◆ Task statement ◆
Copy out the data exactly, leaving the pictures behind.

## begin Source records

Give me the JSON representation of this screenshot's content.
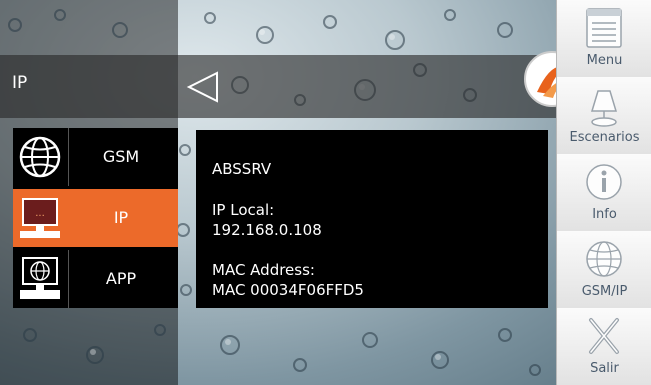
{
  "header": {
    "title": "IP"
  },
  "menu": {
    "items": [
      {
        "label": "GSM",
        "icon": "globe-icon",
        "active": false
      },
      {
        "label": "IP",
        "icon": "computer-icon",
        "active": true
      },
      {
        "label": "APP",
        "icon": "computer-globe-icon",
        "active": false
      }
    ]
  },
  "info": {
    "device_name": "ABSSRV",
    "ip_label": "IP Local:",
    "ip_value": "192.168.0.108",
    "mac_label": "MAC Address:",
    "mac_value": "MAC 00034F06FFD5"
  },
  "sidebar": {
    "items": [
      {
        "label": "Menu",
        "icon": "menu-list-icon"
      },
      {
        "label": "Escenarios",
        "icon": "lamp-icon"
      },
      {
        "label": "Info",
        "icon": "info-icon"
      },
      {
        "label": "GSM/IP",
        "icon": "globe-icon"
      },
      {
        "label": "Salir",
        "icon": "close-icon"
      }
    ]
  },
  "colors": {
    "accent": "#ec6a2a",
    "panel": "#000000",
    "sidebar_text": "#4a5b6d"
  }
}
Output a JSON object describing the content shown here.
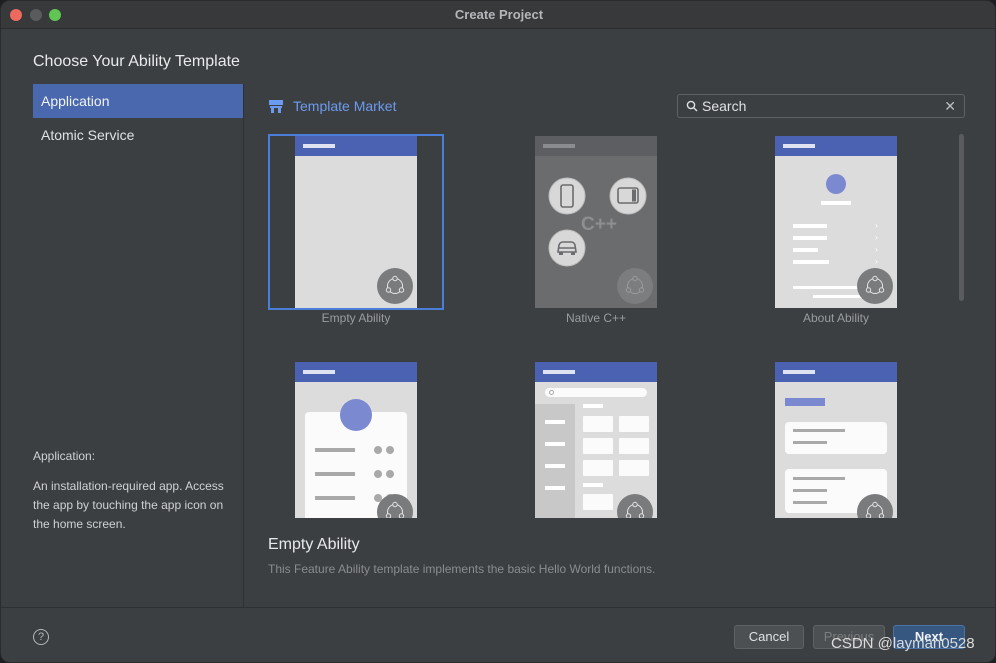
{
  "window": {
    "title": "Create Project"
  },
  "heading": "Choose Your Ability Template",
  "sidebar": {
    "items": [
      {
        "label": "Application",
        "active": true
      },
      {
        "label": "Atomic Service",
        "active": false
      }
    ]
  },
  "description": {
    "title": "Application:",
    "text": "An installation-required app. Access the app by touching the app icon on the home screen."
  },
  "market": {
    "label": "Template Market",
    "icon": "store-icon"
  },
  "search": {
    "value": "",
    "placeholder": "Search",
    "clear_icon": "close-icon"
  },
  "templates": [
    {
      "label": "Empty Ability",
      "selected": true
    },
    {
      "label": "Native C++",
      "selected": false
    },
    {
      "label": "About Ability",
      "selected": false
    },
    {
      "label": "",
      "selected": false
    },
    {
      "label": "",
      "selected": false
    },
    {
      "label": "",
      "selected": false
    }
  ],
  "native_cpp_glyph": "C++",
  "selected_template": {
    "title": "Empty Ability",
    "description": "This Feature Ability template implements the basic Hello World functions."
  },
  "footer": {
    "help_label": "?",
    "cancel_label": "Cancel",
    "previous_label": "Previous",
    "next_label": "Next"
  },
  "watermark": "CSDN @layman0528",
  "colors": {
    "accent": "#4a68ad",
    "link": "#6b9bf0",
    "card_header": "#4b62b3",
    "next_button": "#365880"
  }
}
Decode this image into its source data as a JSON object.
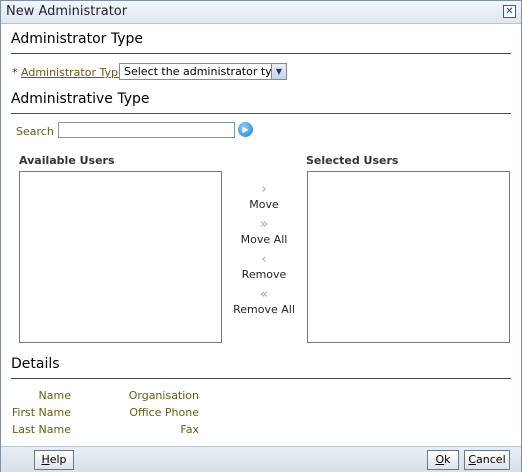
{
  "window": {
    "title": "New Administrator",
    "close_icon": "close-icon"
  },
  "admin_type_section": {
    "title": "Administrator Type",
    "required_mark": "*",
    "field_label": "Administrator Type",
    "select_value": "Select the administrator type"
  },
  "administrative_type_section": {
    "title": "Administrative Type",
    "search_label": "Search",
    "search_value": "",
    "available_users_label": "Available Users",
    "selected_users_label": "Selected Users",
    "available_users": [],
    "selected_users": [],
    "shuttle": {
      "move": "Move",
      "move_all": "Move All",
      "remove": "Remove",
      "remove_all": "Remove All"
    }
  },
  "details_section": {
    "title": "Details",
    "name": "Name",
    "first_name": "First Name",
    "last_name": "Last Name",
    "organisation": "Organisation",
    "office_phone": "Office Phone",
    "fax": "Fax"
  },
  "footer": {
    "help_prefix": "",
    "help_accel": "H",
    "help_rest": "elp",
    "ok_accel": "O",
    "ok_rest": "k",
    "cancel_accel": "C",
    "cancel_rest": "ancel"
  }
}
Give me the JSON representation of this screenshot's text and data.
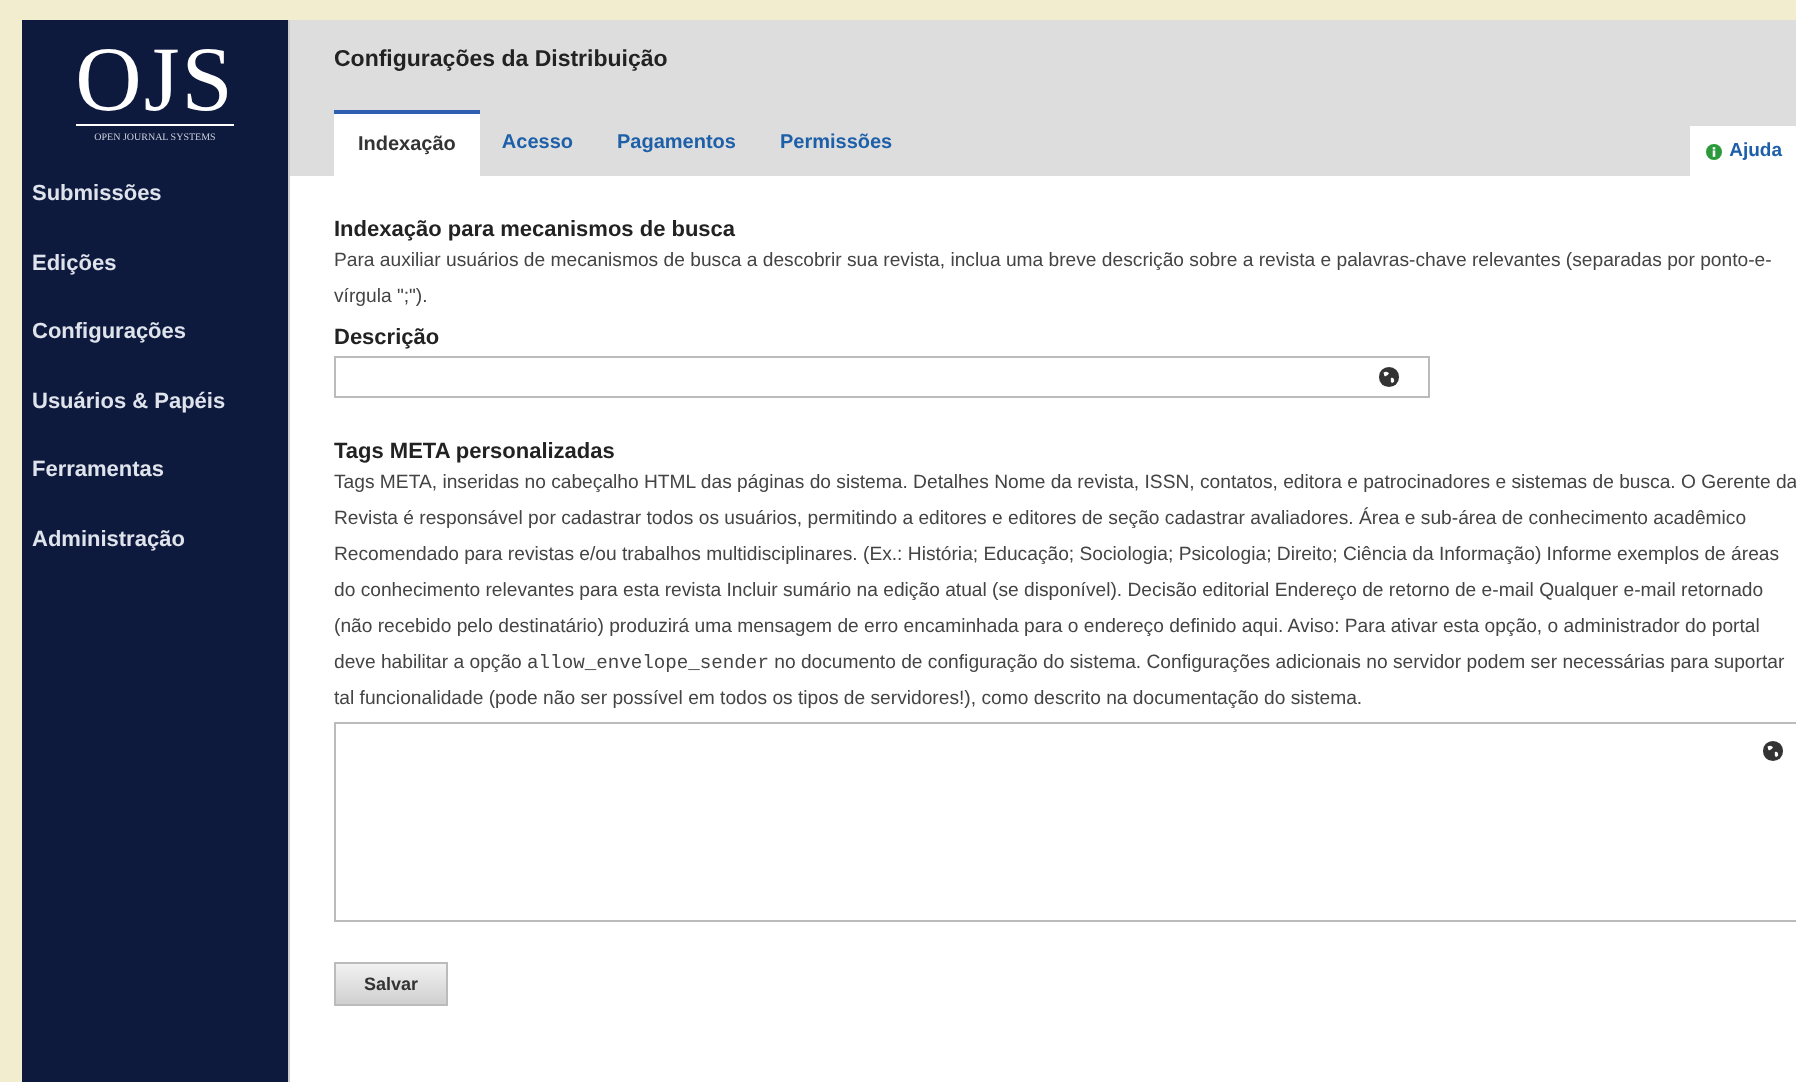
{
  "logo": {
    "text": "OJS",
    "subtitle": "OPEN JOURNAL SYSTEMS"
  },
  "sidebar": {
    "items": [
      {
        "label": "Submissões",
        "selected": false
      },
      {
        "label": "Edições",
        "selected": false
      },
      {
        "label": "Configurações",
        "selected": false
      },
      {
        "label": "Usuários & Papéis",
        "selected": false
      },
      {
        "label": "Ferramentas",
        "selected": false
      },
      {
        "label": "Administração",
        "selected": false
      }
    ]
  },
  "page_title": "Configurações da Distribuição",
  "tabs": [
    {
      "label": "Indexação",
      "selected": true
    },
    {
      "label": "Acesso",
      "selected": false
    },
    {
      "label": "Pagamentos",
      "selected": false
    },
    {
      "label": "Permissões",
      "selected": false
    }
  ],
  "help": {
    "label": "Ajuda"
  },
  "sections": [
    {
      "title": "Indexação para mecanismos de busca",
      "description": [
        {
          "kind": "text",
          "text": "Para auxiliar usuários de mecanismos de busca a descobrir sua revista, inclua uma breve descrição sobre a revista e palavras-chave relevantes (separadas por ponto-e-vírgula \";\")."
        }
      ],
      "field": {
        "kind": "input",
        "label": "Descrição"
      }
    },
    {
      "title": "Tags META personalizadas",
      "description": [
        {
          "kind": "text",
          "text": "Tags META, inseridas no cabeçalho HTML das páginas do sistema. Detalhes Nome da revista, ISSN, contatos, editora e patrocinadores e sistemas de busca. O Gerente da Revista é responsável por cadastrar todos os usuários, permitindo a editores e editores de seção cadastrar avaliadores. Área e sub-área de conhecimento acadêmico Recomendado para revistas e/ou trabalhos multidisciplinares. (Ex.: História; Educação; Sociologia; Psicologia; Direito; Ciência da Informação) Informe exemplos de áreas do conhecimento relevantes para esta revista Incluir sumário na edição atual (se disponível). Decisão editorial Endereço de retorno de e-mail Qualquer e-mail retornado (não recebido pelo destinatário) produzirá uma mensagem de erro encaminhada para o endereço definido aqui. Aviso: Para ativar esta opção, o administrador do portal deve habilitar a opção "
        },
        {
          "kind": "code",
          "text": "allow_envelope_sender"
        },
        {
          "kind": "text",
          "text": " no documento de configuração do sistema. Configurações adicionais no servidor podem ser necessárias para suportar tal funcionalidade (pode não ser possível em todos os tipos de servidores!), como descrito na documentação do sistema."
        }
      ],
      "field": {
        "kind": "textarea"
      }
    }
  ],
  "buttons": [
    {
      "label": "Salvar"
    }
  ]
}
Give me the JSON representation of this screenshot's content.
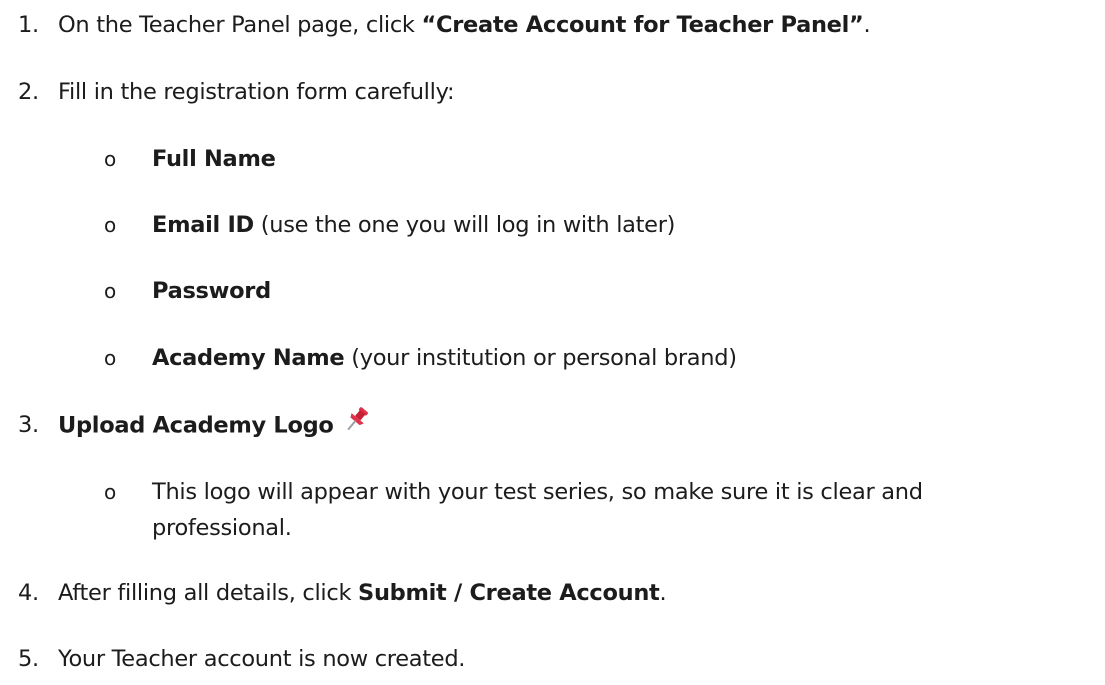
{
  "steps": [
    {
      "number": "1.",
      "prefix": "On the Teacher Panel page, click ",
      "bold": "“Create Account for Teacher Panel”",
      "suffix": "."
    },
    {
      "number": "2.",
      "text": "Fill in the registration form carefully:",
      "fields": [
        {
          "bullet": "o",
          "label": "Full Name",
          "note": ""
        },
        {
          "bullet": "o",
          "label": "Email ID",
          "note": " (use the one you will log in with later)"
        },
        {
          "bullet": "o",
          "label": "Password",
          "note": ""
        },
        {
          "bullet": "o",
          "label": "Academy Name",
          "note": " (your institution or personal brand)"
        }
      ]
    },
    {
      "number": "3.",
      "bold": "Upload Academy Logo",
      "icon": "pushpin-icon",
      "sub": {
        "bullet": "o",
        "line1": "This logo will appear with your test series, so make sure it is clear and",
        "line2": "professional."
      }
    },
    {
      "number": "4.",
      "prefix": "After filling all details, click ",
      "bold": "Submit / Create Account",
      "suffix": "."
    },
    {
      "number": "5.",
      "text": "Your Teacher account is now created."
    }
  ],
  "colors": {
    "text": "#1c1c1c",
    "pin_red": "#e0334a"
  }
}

## end Source records

◆ Reply ◆
Give me the JSON representation of this screenshot's content.
{
  "header": {
    "title": "IP"
  },
  "menu": {
    "items": [
      {
        "label": "GSM",
        "icon": "globe-icon",
        "active": false
      },
      {
        "label": "IP",
        "icon": "computer-icon",
        "active": true
      },
      {
        "label": "APP",
        "icon": "computer-globe-icon",
        "active": false
      }
    ]
  },
  "info": {
    "device_name": "ABSSRV",
    "ip_label": "IP Local:",
    "ip_value": "192.168.0.108",
    "mac_label": "MAC Address:",
    "mac_value": "MAC 00034F06FFD5"
  },
  "sidebar": {
    "items": [
      {
        "label": "Menu",
        "icon": "menu-list-icon"
      },
      {
        "label": "Escenarios",
        "icon": "lamp-icon"
      },
      {
        "label": "Info",
        "icon": "info-icon"
      },
      {
        "label": "GSM/IP",
        "icon": "globe-icon"
      },
      {
        "label": "Salir",
        "icon": "close-icon"
      }
    ]
  },
  "colors": {
    "accent": "#ec6a2a",
    "panel": "#000000",
    "sidebar_text": "#4a5b6d"
  }
}
Output a JSON object describing the content shown here.
{
  "window": {
    "title": "Create Project"
  },
  "heading": "Choose Your Ability Template",
  "sidebar": {
    "items": [
      {
        "label": "Application",
        "active": true
      },
      {
        "label": "Atomic Service",
        "active": false
      }
    ]
  },
  "description": {
    "title": "Application:",
    "text": "An installation-required app. Access the app by touching the app icon on the home screen."
  },
  "market": {
    "label": "Template Market",
    "icon": "store-icon"
  },
  "search": {
    "value": "",
    "placeholder": "Search",
    "clear_icon": "close-icon"
  },
  "templates": [
    {
      "label": "Empty Ability",
      "selected": true
    },
    {
      "label": "Native C++",
      "selected": false
    },
    {
      "label": "About Ability",
      "selected": false
    },
    {
      "label": "",
      "selected": false
    },
    {
      "label": "",
      "selected": false
    },
    {
      "label": "",
      "selected": false
    }
  ],
  "native_cpp_glyph": "C++",
  "selected_template": {
    "title": "Empty Ability",
    "description": "This Feature Ability template implements the basic Hello World functions."
  },
  "footer": {
    "help_label": "?",
    "cancel_label": "Cancel",
    "previous_label": "Previous",
    "next_label": "Next"
  },
  "watermark": "CSDN @layman0528",
  "colors": {
    "accent": "#4a68ad",
    "link": "#6b9bf0",
    "card_header": "#4b62b3",
    "next_button": "#365880"
  }
}
Decode this image into its source data as a JSON object.
{
  "window": {
    "title": "New Administrator",
    "close_icon": "close-icon"
  },
  "admin_type_section": {
    "title": "Administrator Type",
    "required_mark": "*",
    "field_label": "Administrator Type",
    "select_value": "Select the administrator type"
  },
  "administrative_type_section": {
    "title": "Administrative Type",
    "search_label": "Search",
    "search_value": "",
    "available_users_label": "Available Users",
    "selected_users_label": "Selected Users",
    "available_users": [],
    "selected_users": [],
    "shuttle": {
      "move": "Move",
      "move_all": "Move All",
      "remove": "Remove",
      "remove_all": "Remove All"
    }
  },
  "details_section": {
    "title": "Details",
    "name": "Name",
    "first_name": "First Name",
    "last_name": "Last Name",
    "organisation": "Organisation",
    "office_phone": "Office Phone",
    "fax": "Fax"
  },
  "footer": {
    "help_prefix": "",
    "help_accel": "H",
    "help_rest": "elp",
    "ok_accel": "O",
    "ok_rest": "k",
    "cancel_accel": "C",
    "cancel_rest": "ancel"
  }
}
Give me the JSON representation of this screenshot's text and data.
{
  "logo": {
    "text": "OJS",
    "subtitle": "OPEN JOURNAL SYSTEMS"
  },
  "sidebar": {
    "items": [
      {
        "label": "Submissões",
        "selected": false
      },
      {
        "label": "Edições",
        "selected": false
      },
      {
        "label": "Configurações",
        "selected": false
      },
      {
        "label": "Usuários & Papéis",
        "selected": false
      },
      {
        "label": "Ferramentas",
        "selected": false
      },
      {
        "label": "Administração",
        "selected": false
      }
    ]
  },
  "page_title": "Configurações da Distribuição",
  "tabs": [
    {
      "label": "Indexação",
      "selected": true
    },
    {
      "label": "Acesso",
      "selected": false
    },
    {
      "label": "Pagamentos",
      "selected": false
    },
    {
      "label": "Permissões",
      "selected": false
    }
  ],
  "help": {
    "label": "Ajuda"
  },
  "sections": [
    {
      "title": "Indexação para mecanismos de busca",
      "description": [
        {
          "kind": "text",
          "text": "Para auxiliar usuários de mecanismos de busca a descobrir sua revista, inclua uma breve descrição sobre a revista e palavras-chave relevantes (separadas por ponto-e-vírgula \";\")."
        }
      ],
      "field": {
        "kind": "input",
        "label": "Descrição"
      }
    },
    {
      "title": "Tags META personalizadas",
      "description": [
        {
          "kind": "text",
          "text": "Tags META, inseridas no cabeçalho HTML das páginas do sistema. Detalhes Nome da revista, ISSN, contatos, editora e patrocinadores e sistemas de busca. O Gerente da Revista é responsável por cadastrar todos os usuários, permitindo a editores e editores de seção cadastrar avaliadores. Área e sub-área de conhecimento acadêmico Recomendado para revistas e/ou trabalhos multidisciplinares. (Ex.: História; Educação; Sociologia; Psicologia; Direito; Ciência da Informação) Informe exemplos de áreas do conhecimento relevantes para esta revista Incluir sumário na edição atual (se disponível). Decisão editorial Endereço de retorno de e-mail Qualquer e-mail retornado (não recebido pelo destinatário) produzirá uma mensagem de erro encaminhada para o endereço definido aqui. Aviso: Para ativar esta opção, o administrador do portal deve habilitar a opção "
        },
        {
          "kind": "code",
          "text": "allow_envelope_sender"
        },
        {
          "kind": "text",
          "text": " no documento de configuração do sistema. Configurações adicionais no servidor podem ser necessárias para suportar tal funcionalidade (pode não ser possível em todos os tipos de servidores!), como descrito na documentação do sistema."
        }
      ],
      "field": {
        "kind": "textarea"
      }
    }
  ],
  "buttons": [
    {
      "label": "Salvar"
    }
  ]
}
Give me the JSON representation of this screenshot's content.
{
  "steps": [
    {
      "number": "1.",
      "prefix": "On the Teacher Panel page, click ",
      "bold": "“Create Account for Teacher Panel”",
      "suffix": "."
    },
    {
      "number": "2.",
      "text": "Fill in the registration form carefully:",
      "fields": [
        {
          "bullet": "o",
          "label": "Full Name",
          "note": ""
        },
        {
          "bullet": "o",
          "label": "Email ID",
          "note": " (use the one you will log in with later)"
        },
        {
          "bullet": "o",
          "label": "Password",
          "note": ""
        },
        {
          "bullet": "o",
          "label": "Academy Name",
          "note": " (your institution or personal brand)"
        }
      ]
    },
    {
      "number": "3.",
      "bold": "Upload Academy Logo",
      "icon": "pushpin-icon",
      "sub": {
        "bullet": "o",
        "line1": "This logo will appear with your test series, so make sure it is clear and",
        "line2": "professional."
      }
    },
    {
      "number": "4.",
      "prefix": "After filling all details, click ",
      "bold": "Submit / Create Account",
      "suffix": "."
    },
    {
      "number": "5.",
      "text": "Your Teacher account is now created."
    }
  ],
  "colors": {
    "text": "#1c1c1c",
    "pin_red": "#e0334a"
  }
}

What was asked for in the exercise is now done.